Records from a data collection

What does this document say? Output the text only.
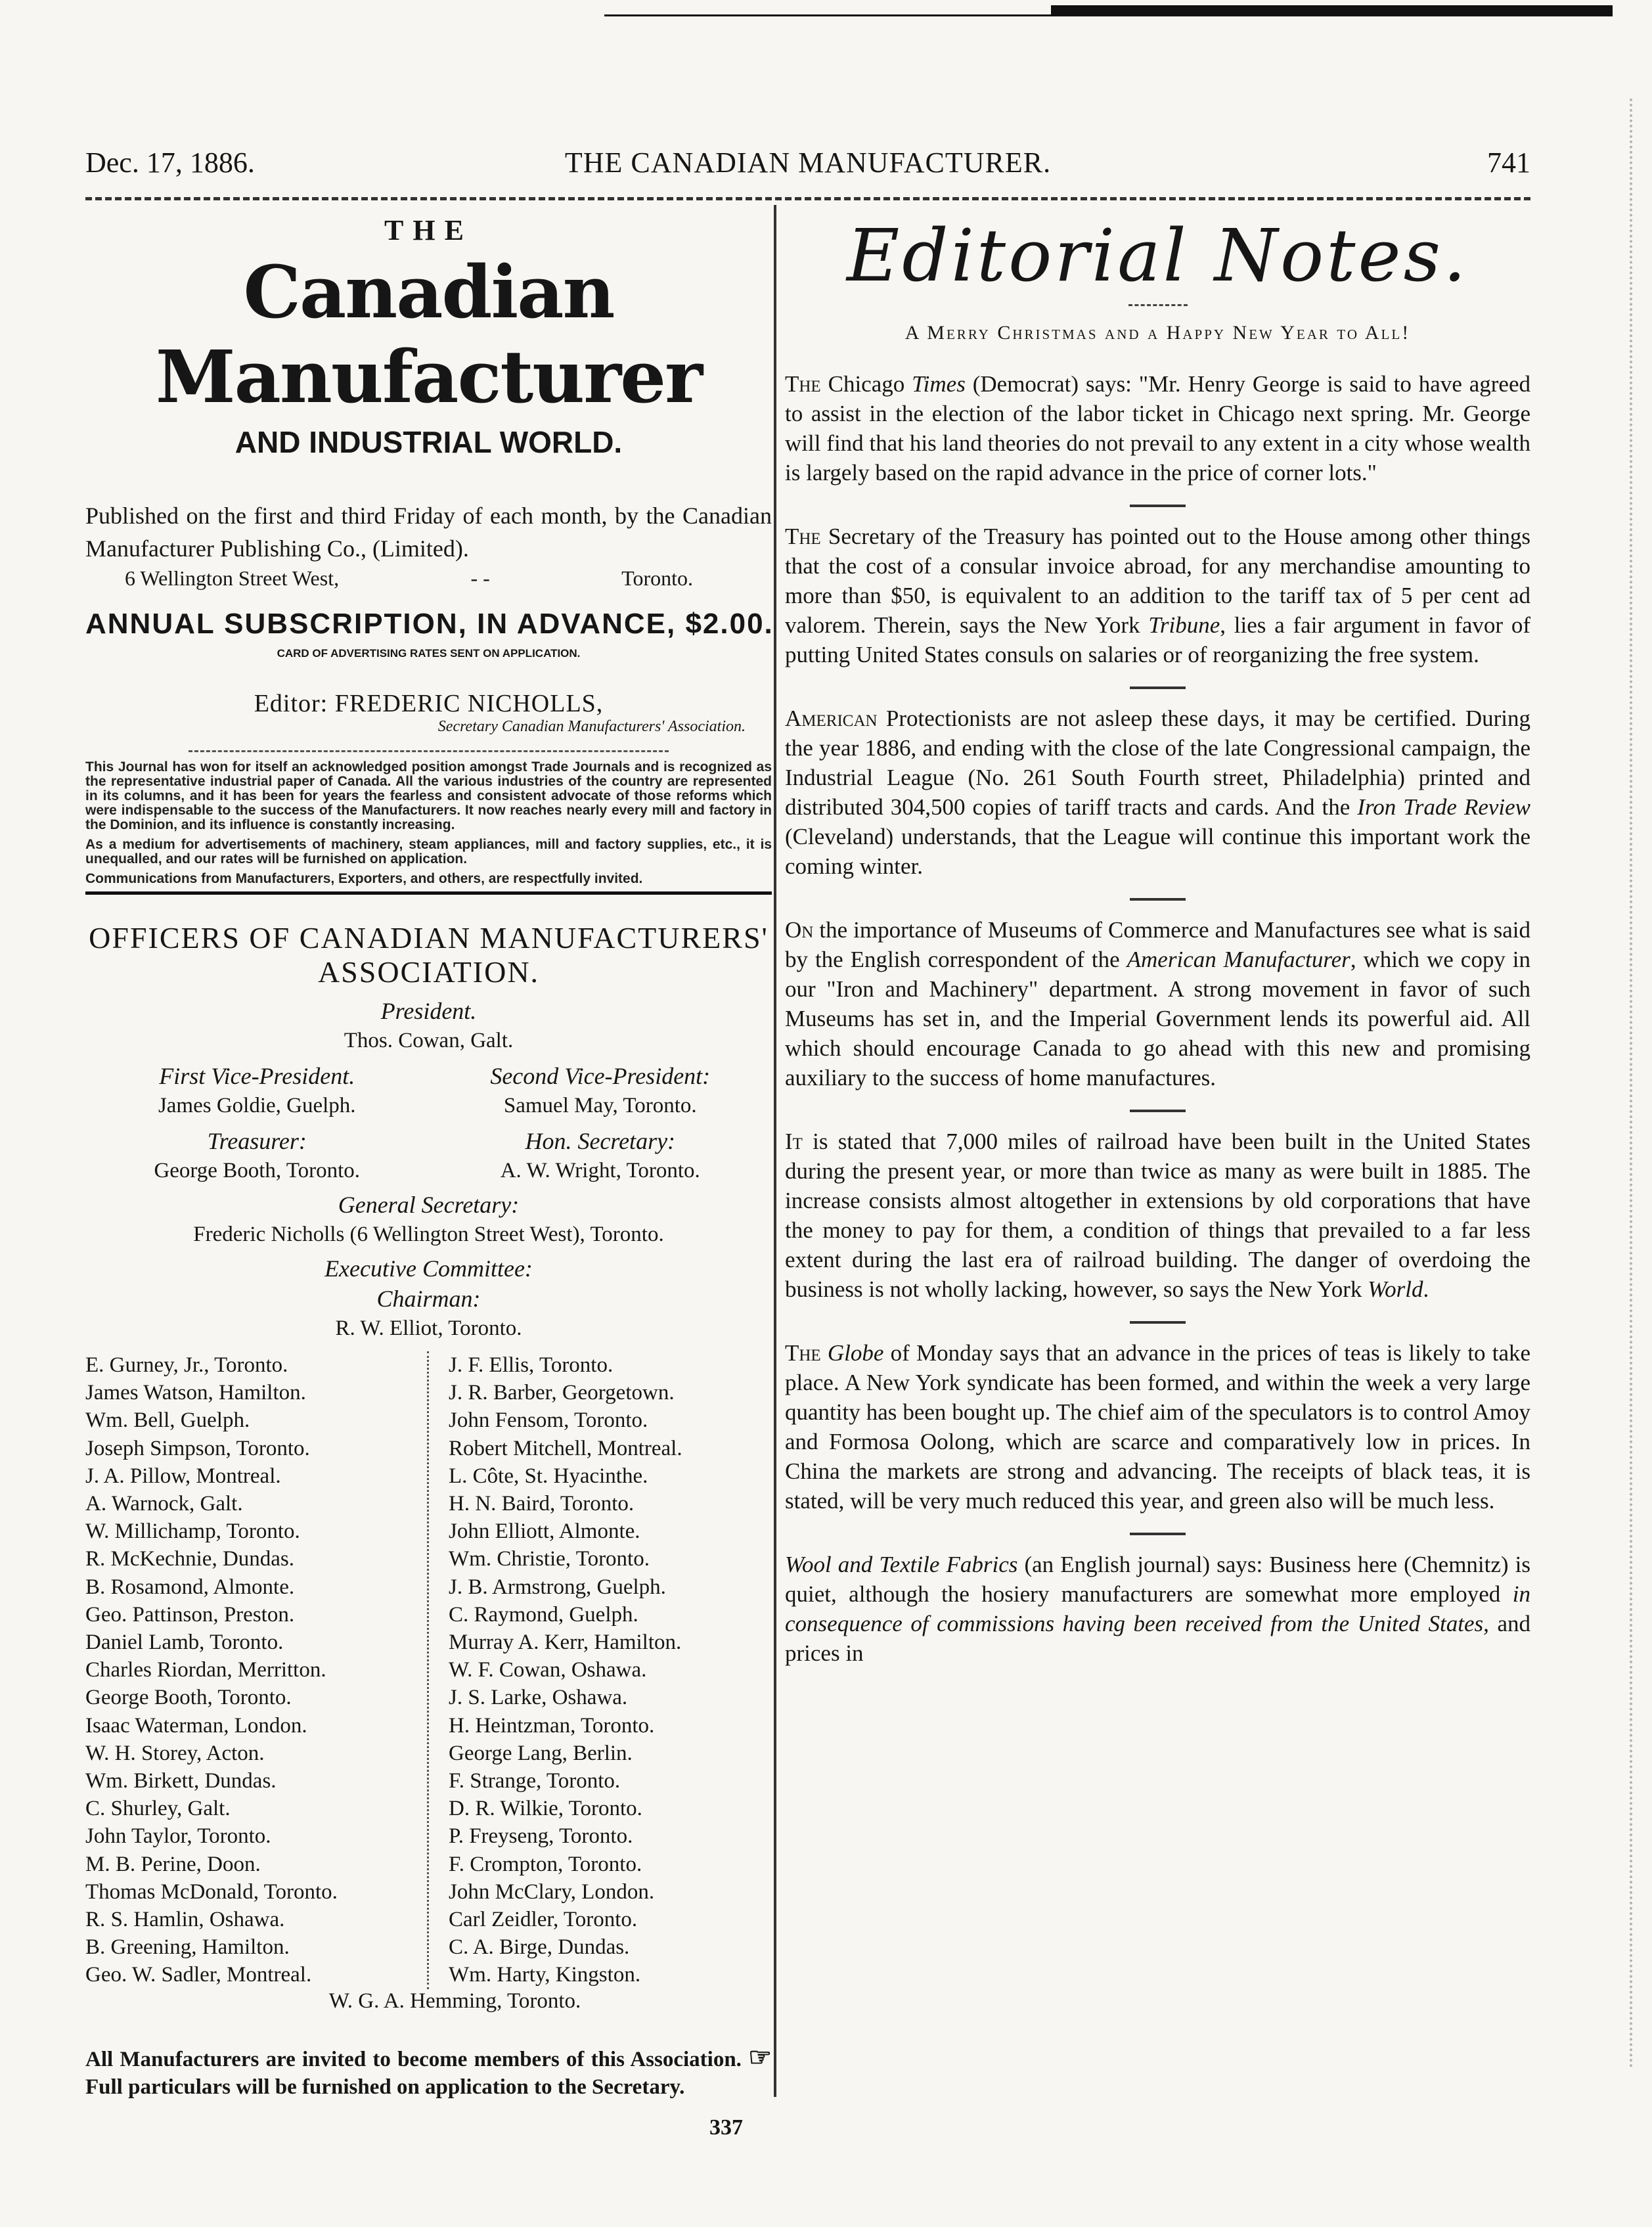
Dec. 17, 1886.	THE CANADIAN MANUFACTURER.	741

THE

Canadian Manufacturer

AND INDUSTRIAL WORLD.

Published on the first and third Friday of each month, by the Canadian Manufacturer Publishing Co., (Limited).

6 Wellington Street West,	- -	Toronto.
ANNUAL SUBSCRIPTION, IN ADVANCE, $2.00.
CARD OF ADVERTISING RATES SENT ON APPLICATION.
Editor: FREDERIC NICHOLLS,
Secretary Canadian Manufacturers' Association.

This Journal has won for itself an acknowledged position amongst Trade Journals and is recognized as the representative industrial paper of Canada. All the various industries of the country are represented in its columns, and it has been for years the fearless and consistent advocate of those reforms which were indispensable to the success of the Manufacturers. It now reaches nearly every mill and factory in the Dominion, and its influence is constantly increasing.

As a medium for advertisements of machinery, steam appliances, mill and factory supplies, etc., it is unequalled, and our rates will be furnished on application.

Communications from Manufacturers, Exporters, and others, are respectfully invited.

OFFICERS OF CANADIAN MANUFACTURERS' ASSOCIATION.
President.
Thos. Cowan, Galt.
First Vice-President.
James Goldie, Guelph.
Second Vice-President:
Samuel May, Toronto.
Treasurer:
George Booth, Toronto.
Hon. Secretary:
A. W. Wright, Toronto.
General Secretary:
Frederic Nicholls (6 Wellington Street West), Toronto.
Executive Committee:
Chairman:
R. W. Elliot, Toronto.
E. Gurney, Jr., Toronto.
James Watson, Hamilton.
Wm. Bell, Guelph.
Joseph Simpson, Toronto.
J. A. Pillow, Montreal.
A. Warnock, Galt.
W. Millichamp, Toronto.
R. McKechnie, Dundas.
B. Rosamond, Almonte.
Geo. Pattinson, Preston.
Daniel Lamb, Toronto.
Charles Riordan, Merritton.
George Booth, Toronto.
Isaac Waterman, London.
W. H. Storey, Acton.
Wm. Birkett, Dundas.
C. Shurley, Galt.
John Taylor, Toronto.
M. B. Perine, Doon.
Thomas McDonald, Toronto.
R. S. Hamlin, Oshawa.
B. Greening, Hamilton.
Geo. W. Sadler, Montreal.
J. F. Ellis, Toronto.
J. R. Barber, Georgetown.
John Fensom, Toronto.
Robert Mitchell, Montreal.
L. Côte, St. Hyacinthe.
H. N. Baird, Toronto.
John Elliott, Almonte.
Wm. Christie, Toronto.
J. B. Armstrong, Guelph.
C. Raymond, Guelph.
Murray A. Kerr, Hamilton.
W. F. Cowan, Oshawa.
J. S. Larke, Oshawa.
H. Heintzman, Toronto.
George Lang, Berlin.
F. Strange, Toronto.
D. R. Wilkie, Toronto.
P. Freyseng, Toronto.
F. Crompton, Toronto.
John McClary, London.
Carl Zeidler, Toronto.
C. A. Birge, Dundas.
Wm. Harty, Kingston.
W. G. A. Hemming, Toronto.
All Manufacturers are invited to become members of this Association. ☞ Full particulars will be furnished on application to the Secretary.
337

Editorial Notes.

A Merry Christmas and a Happy New Year to All!

The Chicago Times (Democrat) says: "Mr. Henry George is said to have agreed to assist in the election of the labor ticket in Chicago next spring. Mr. George will find that his land theories do not prevail to any extent in a city whose wealth is largely based on the rapid advance in the price of corner lots."

The Secretary of the Treasury has pointed out to the House among other things that the cost of a consular invoice abroad, for any merchandise amounting to more than $50, is equivalent to an addition to the tariff tax of 5 per cent ad valorem. Therein, says the New York Tribune, lies a fair argument in favor of putting United States consuls on salaries or of reorganizing the free system.

American Protectionists are not asleep these days, it may be certified. During the year 1886, and ending with the close of the late Congressional campaign, the Industrial League (No. 261 South Fourth street, Philadelphia) printed and distributed 304,500 copies of tariff tracts and cards. And the Iron Trade Review (Cleveland) understands, that the League will continue this important work the coming winter.

On the importance of Museums of Commerce and Manufactures see what is said by the English correspondent of the American Manufacturer, which we copy in our "Iron and Machinery" department. A strong movement in favor of such Museums has set in, and the Imperial Government lends its powerful aid. All which should encourage Canada to go ahead with this new and promising auxiliary to the success of home manufactures.

It is stated that 7,000 miles of railroad have been built in the United States during the present year, or more than twice as many as were built in 1885. The increase consists almost altogether in extensions by old corporations that have the money to pay for them, a condition of things that prevailed to a far less extent during the last era of railroad building. The danger of overdoing the business is not wholly lacking, however, so says the New York World.

The Globe of Monday says that an advance in the prices of teas is likely to take place. A New York syndicate has been formed, and within the week a very large quantity has been bought up. The chief aim of the speculators is to control Amoy and Formosa Oolong, which are scarce and comparatively low in prices. In China the markets are strong and advancing. The receipts of black teas, it is stated, will be very much reduced this year, and green also will be much less.

Wool and Textile Fabrics (an English journal) says: Business here (Chemnitz) is quiet, although the hosiery manufacturers are somewhat more employed in consequence of commissions having been received from the United States, and prices in
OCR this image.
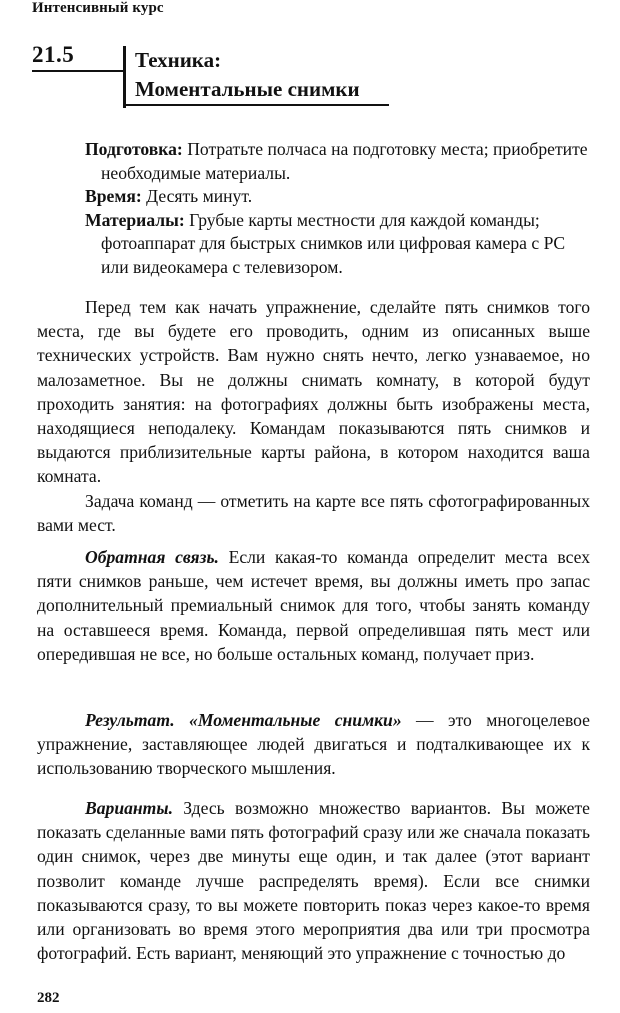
Интенсивный курс
21.5	Техника:
Моментальные снимки
Подготовка: Потратьте полчаса на подготовку места; приобретите необходимые материалы.
Время: Десять минут.
Материалы: Грубые карты местности для каждой команды; фотоаппарат для быстрых снимков или цифровая камера с PC или видеокамера с телевизором.

Перед тем как начать упражнение, сделайте пять снимков того места, где вы будете его проводить, одним из описанных выше технических устройств. Вам нужно снять нечто, легко узнаваемое, но малозаметное. Вы не должны снимать комнату, в которой будут проходить занятия: на фотографиях должны быть изображены места, находящиеся неподалеку. Командам показываются пять снимков и выдаются приблизительные карты района, в котором находится ваша комната.

Задача команд — отметить на карте все пять сфотографированных вами мест.

Обратная связь. Если какая-то команда определит места всех пяти снимков раньше, чем истечет время, вы должны иметь про запас дополнительный премиальный снимок для того, чтобы занять команду на оставшееся время. Команда, первой определившая пять мест или опередившая не все, но больше остальных команд, получает приз.

Результат. «Моментальные снимки» — это многоцелевое упражнение, заставляющее людей двигаться и подталкивающее их к использованию творческого мышления.

Варианты. Здесь возможно множество вариантов. Вы можете показать сделанные вами пять фотографий сразу или же сначала показать один снимок, через две минуты еще один, и так далее (этот вариант позволит команде лучше распределять время). Если все снимки показываются сразу, то вы можете повторить показ через какое-то время или организовать во время этого мероприятия два или три просмотра фотографий. Есть вариант, меняющий это упражнение с точностью до

282
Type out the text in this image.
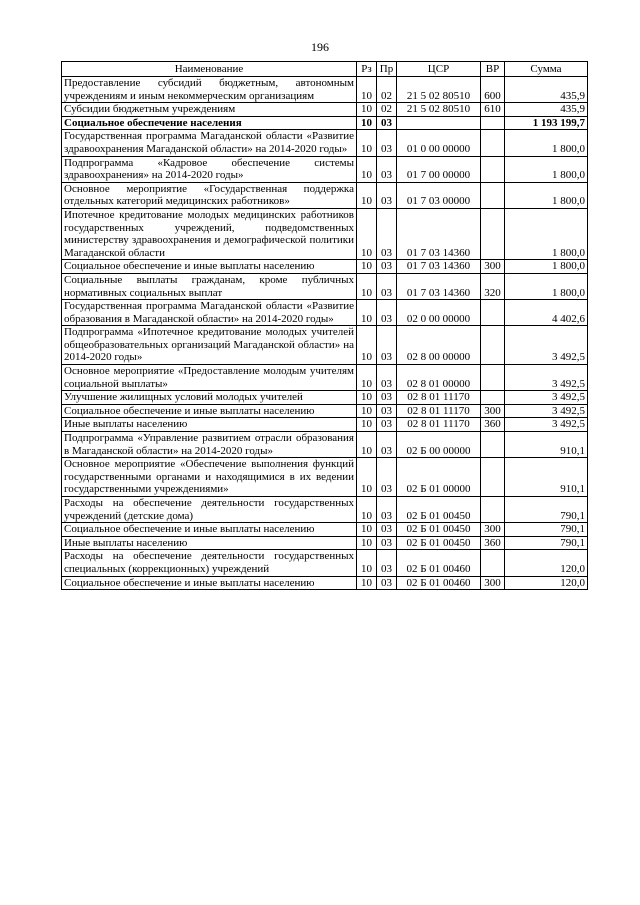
196
Наименование	Рз	Пр	ЦСР	ВР	Сумма
Предоставление субсидий бюджетным, автономным учреждениям и иным некоммерческим организациям	10	02	21 5 02 80510	600	435,9
Субсидии бюджетным учреждениям	10	02	21 5 02 80510	610	435,9
Социальное обеспечение населения	10	03			1 193 199,7
Государственная программа Магаданской области «Развитие здравоохранения Магаданской области» на 2014-2020 годы»	10	03	01 0 00 00000		1 800,0
Подпрограмма «Кадровое обеспечение системы здравоохранения» на 2014-2020 годы»	10	03	01 7 00 00000		1 800,0
Основное мероприятие «Государственная поддержка отдельных категорий медицинских работников»	10	03	01 7 03 00000		1 800,0
Ипотечное кредитование молодых медицинских работников государственных учреждений, подведомственных министерству здравоохранения и демографической политики Магаданской области	10	03	01 7 03 14360		1 800,0
Социальное обеспечение и иные выплаты населению	10	03	01 7 03 14360	300	1 800,0
Социальные выплаты гражданам, кроме публичных нормативных социальных выплат	10	03	01 7 03 14360	320	1 800,0
Государственная программа Магаданской области «Развитие образования в Магаданской области» на 2014-2020 годы»	10	03	02 0 00 00000		4 402,6
Подпрограмма «Ипотечное кредитование молодых учителей общеобразовательных организаций Магаданской области» на 2014-2020 годы»	10	03	02 8 00 00000		3 492,5
Основное мероприятие «Предоставление молодым учителям социальной выплаты»	10	03	02 8 01 00000		3 492,5
Улучшение жилищных условий молодых учителей	10	03	02 8 01 11170		3 492,5
Социальное обеспечение и иные выплаты населению	10	03	02 8 01 11170	300	3 492,5
Иные выплаты населению	10	03	02 8 01 11170	360	3 492,5
Подпрограмма «Управление развитием отрасли образования в Магаданской области» на 2014-2020 годы»	10	03	02 Б 00 00000		910,1
Основное мероприятие «Обеспечение выполнения функций государственными органами и находящимися в их ведении государственными учреждениями»	10	03	02 Б 01 00000		910,1
Расходы на обеспечение деятельности государственных учреждений (детские дома)	10	03	02 Б 01 00450		790,1
Социальное обеспечение и иные выплаты населению	10	03	02 Б 01 00450	300	790,1
Иные выплаты населению	10	03	02 Б 01 00450	360	790,1
Расходы на обеспечение деятельности государственных специальных (коррекционных) учреждений	10	03	02 Б 01 00460		120,0
Социальное обеспечение и иные выплаты населению	10	03	02 Б 01 00460	300	120,0
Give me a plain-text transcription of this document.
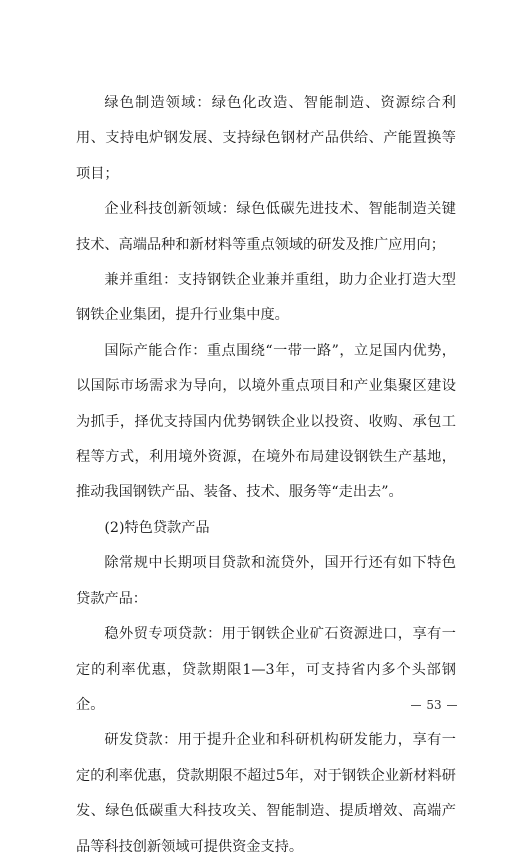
绿色制造领域：绿色化改造、智能制造、资源综合利用、支持电炉钢发展、支持绿色钢材产品供给、产能置换等项目；

企业科技创新领域：绿色低碳先进技术、智能制造关键技术、高端品种和新材料等重点领域的研发及推广应用向；

兼并重组：支持钢铁企业兼并重组，助力企业打造大型钢铁企业集团，提升行业集中度。

国际产能合作：重点围绕“一带一路”，立足国内优势，以国际市场需求为导向，以境外重点项目和产业集聚区建设为抓手，择优支持国内优势钢铁企业以投资、收购、承包工程等方式，利用境外资源，在境外布局建设钢铁生产基地，推动我国钢铁产品、装备、技术、服务等“走出去”。

(2)特色贷款产品

除常规中长期项目贷款和流贷外，国开行还有如下特色贷款产品：

稳外贸专项贷款：用于钢铁企业矿石资源进口，享有一定的利率优惠，贷款期限1—3年，可支持省内多个头部钢企。

研发贷款：用于提升企业和科研机构研发能力，享有一定的利率优惠，贷款期限不超过5年，对于钢铁企业新材料研发、绿色低碳重大科技攻关、智能制造、提质增效、高端产品等科技创新领域可提供资金支持。

53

SHORT PROBLEM
From the line containing "Give me a plain-text" down to the last line of the entries above, copy each line exactly and nothing more. Leave pictures out.

FULL ANSWER
Give me a plain-text transcription of this document.
绿色制造领域：绿色化改造、智能制造、资源综合利用、支持电炉钢发展、支持绿色钢材产品供给、产能置换等项目；

企业科技创新领域：绿色低碳先进技术、智能制造关键技术、高端品种和新材料等重点领域的研发及推广应用向；

兼并重组：支持钢铁企业兼并重组，助力企业打造大型钢铁企业集团，提升行业集中度。

国际产能合作：重点围绕“一带一路”，立足国内优势，以国际市场需求为导向，以境外重点项目和产业集聚区建设为抓手，择优支持国内优势钢铁企业以投资、收购、承包工程等方式，利用境外资源，在境外布局建设钢铁生产基地，推动我国钢铁产品、装备、技术、服务等“走出去”。

(2)特色贷款产品

除常规中长期项目贷款和流贷外，国开行还有如下特色贷款产品：

稳外贸专项贷款：用于钢铁企业矿石资源进口，享有一定的利率优惠，贷款期限1—3年，可支持省内多个头部钢企。

研发贷款：用于提升企业和科研机构研发能力，享有一定的利率优惠，贷款期限不超过5年，对于钢铁企业新材料研发、绿色低碳重大科技攻关、智能制造、提质增效、高端产品等科技创新领域可提供资金支持。

53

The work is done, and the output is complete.